Given exercise -> Each line that holds the word "Recovery" counts once; report how many lines do so and nothing else.

Entries ->
▬▬▬▬▬▬▬▬▬▬
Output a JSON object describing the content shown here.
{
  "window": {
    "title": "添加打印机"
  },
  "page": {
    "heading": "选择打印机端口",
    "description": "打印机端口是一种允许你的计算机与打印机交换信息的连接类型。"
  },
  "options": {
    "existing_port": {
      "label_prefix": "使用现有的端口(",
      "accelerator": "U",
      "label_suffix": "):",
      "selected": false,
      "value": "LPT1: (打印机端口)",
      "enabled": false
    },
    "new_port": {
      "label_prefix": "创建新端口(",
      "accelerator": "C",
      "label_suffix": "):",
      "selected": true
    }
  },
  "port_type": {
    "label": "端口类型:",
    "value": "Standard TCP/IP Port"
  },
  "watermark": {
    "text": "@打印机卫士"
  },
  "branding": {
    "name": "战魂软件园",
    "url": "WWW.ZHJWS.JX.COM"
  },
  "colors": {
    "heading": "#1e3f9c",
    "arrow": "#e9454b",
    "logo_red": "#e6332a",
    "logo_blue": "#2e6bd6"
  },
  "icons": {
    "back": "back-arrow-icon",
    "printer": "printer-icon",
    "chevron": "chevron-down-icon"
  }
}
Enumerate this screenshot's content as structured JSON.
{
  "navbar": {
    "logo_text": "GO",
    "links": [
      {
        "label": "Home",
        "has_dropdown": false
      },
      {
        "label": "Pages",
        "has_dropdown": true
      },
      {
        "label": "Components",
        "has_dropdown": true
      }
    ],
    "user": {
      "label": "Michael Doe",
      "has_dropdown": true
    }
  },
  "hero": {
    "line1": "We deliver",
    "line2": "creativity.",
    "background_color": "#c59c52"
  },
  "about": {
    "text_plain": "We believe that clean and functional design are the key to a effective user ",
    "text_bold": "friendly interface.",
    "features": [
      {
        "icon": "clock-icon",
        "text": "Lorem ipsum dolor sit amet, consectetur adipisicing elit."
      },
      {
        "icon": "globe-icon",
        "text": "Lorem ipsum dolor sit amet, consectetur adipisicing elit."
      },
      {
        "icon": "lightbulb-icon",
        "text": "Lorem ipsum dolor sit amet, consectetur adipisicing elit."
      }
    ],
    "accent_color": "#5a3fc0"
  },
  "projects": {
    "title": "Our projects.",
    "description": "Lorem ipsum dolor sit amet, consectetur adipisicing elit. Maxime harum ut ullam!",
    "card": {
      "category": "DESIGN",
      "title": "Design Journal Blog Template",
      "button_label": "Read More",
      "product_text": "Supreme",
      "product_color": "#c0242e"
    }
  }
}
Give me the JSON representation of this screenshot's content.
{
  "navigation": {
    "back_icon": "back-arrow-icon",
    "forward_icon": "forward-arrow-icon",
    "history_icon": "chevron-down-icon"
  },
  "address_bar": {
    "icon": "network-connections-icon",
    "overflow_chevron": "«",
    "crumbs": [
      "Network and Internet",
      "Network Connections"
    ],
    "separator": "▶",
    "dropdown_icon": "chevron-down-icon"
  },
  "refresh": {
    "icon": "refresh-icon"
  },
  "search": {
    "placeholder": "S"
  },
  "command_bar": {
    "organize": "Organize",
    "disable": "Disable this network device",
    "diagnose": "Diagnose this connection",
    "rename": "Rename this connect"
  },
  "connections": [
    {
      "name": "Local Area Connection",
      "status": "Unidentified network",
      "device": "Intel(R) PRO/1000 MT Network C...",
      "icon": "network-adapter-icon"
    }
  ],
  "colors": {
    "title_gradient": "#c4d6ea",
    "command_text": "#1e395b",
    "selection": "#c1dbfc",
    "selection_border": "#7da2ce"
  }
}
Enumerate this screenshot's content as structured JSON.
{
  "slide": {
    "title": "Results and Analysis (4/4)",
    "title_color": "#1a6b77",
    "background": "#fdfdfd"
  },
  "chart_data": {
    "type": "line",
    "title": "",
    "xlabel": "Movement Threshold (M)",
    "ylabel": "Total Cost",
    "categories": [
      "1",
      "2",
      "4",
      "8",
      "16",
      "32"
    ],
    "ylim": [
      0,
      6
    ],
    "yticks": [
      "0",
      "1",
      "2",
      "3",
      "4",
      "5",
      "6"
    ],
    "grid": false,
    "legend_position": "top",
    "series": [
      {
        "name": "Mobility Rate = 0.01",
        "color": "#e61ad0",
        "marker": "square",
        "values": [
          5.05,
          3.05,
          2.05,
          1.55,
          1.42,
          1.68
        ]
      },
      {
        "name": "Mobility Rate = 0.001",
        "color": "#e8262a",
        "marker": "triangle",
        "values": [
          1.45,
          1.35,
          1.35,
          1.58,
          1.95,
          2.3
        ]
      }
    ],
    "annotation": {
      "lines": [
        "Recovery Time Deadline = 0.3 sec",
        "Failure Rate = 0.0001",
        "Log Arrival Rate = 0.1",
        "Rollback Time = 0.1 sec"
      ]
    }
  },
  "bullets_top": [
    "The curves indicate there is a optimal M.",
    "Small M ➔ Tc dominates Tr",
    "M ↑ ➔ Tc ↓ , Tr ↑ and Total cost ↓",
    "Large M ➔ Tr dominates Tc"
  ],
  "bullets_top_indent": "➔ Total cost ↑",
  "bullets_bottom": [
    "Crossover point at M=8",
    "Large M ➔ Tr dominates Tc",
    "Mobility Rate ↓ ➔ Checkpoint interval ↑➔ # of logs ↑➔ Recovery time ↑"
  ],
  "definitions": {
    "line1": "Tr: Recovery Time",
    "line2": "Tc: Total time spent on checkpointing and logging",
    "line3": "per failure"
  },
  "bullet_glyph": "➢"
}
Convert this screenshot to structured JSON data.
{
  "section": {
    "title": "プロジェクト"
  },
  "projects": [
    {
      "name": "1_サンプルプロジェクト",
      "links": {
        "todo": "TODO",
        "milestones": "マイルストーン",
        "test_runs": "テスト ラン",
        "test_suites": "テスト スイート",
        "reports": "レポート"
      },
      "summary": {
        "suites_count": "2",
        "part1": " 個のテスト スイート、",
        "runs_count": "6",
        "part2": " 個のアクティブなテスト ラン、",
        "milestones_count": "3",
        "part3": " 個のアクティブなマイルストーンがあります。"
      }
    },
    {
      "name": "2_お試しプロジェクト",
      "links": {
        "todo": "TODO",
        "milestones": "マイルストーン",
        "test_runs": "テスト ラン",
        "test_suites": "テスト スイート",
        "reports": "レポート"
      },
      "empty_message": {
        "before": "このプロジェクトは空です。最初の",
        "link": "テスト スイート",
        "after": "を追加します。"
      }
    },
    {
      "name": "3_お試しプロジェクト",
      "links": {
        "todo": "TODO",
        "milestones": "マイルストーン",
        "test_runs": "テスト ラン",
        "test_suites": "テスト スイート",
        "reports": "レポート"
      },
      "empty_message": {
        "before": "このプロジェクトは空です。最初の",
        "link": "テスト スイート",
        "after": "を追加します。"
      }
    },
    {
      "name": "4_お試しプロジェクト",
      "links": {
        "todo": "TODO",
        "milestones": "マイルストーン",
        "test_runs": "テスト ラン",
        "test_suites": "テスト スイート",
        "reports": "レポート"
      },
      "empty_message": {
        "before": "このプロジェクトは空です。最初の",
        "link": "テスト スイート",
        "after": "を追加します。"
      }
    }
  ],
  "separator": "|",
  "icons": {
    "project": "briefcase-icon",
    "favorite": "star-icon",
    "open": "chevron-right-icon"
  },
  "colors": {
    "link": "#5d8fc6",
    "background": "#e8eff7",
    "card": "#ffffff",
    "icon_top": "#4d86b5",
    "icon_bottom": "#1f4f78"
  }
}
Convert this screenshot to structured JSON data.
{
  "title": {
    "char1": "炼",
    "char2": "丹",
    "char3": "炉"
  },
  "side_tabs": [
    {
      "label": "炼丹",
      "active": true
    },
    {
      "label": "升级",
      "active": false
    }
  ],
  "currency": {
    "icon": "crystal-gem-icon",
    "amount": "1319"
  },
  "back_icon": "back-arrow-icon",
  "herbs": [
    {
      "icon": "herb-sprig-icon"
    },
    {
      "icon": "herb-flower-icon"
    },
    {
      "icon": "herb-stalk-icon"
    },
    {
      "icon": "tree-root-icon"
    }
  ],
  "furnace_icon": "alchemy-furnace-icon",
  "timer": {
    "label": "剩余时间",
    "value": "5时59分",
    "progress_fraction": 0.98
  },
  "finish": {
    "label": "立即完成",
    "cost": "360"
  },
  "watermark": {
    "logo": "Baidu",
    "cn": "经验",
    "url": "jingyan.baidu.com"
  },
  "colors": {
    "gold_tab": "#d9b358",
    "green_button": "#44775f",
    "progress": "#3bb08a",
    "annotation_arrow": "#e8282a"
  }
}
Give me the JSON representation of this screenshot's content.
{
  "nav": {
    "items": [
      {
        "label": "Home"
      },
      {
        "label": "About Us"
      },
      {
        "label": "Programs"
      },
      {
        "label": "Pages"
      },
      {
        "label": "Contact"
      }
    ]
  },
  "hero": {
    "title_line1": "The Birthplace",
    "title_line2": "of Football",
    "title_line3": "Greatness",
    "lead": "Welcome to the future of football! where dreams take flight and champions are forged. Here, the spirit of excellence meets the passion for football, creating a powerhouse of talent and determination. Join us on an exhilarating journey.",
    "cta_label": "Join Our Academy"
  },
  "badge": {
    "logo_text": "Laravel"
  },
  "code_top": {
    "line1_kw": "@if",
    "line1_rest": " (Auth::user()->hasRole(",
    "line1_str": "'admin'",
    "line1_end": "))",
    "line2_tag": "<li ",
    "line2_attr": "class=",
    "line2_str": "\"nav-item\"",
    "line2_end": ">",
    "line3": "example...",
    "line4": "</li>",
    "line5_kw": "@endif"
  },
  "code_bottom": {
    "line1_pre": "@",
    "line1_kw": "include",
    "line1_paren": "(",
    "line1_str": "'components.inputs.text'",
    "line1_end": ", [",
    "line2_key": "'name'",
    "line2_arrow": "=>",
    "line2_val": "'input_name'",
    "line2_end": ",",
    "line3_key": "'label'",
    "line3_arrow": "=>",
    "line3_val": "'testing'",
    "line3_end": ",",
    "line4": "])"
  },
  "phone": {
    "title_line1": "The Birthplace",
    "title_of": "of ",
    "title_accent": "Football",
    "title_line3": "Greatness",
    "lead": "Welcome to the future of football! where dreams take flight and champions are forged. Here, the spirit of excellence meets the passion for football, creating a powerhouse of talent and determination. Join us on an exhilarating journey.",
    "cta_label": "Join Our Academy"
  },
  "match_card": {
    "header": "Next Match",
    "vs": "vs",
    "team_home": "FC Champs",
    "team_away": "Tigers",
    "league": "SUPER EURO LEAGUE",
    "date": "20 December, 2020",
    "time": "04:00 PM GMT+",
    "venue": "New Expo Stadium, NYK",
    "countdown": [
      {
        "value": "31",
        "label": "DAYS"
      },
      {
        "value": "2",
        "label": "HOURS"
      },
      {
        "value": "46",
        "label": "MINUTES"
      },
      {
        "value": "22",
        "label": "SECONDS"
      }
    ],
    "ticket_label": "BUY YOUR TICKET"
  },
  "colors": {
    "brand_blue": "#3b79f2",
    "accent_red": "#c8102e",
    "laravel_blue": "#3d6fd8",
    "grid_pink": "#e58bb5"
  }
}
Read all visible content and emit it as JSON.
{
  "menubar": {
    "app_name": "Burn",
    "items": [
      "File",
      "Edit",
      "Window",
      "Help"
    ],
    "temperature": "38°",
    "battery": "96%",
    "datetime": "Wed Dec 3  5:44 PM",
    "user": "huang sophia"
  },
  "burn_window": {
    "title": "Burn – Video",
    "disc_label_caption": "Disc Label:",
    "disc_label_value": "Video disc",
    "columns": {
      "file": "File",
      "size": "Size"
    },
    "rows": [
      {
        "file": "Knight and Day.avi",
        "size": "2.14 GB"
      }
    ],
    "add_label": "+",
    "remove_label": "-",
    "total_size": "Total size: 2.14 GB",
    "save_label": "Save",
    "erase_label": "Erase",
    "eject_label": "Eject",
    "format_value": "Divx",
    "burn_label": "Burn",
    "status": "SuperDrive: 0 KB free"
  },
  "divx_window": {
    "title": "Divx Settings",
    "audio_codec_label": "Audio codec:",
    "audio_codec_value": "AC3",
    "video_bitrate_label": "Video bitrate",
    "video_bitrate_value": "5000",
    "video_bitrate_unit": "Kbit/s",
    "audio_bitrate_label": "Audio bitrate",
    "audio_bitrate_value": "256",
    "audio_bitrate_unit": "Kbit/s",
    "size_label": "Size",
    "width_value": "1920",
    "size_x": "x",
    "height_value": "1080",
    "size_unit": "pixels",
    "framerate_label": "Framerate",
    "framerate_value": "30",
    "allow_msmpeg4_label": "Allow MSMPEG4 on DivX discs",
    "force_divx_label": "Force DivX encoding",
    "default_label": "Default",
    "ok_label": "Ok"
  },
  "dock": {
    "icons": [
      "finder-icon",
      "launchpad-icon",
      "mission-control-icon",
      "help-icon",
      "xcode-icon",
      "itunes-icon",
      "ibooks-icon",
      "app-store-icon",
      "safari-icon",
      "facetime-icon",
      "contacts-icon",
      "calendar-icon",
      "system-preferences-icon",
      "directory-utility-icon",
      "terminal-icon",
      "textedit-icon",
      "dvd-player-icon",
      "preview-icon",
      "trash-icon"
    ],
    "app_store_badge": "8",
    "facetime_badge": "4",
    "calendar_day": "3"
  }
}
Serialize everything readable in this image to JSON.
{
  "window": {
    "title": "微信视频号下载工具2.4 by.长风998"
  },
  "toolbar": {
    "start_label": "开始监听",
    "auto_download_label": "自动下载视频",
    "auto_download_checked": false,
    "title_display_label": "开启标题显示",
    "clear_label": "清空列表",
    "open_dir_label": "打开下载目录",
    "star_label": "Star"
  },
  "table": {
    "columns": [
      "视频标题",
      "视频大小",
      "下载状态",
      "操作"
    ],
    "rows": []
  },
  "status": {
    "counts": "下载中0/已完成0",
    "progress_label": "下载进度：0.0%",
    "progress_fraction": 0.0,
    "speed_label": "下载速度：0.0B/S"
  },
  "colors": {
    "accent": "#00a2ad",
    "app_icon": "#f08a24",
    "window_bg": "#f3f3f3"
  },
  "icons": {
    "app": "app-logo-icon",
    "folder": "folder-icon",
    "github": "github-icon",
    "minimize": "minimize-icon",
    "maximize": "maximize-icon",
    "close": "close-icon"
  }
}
▬▬▬▬▬▬▬▬▬▬
Exercise answer -> 3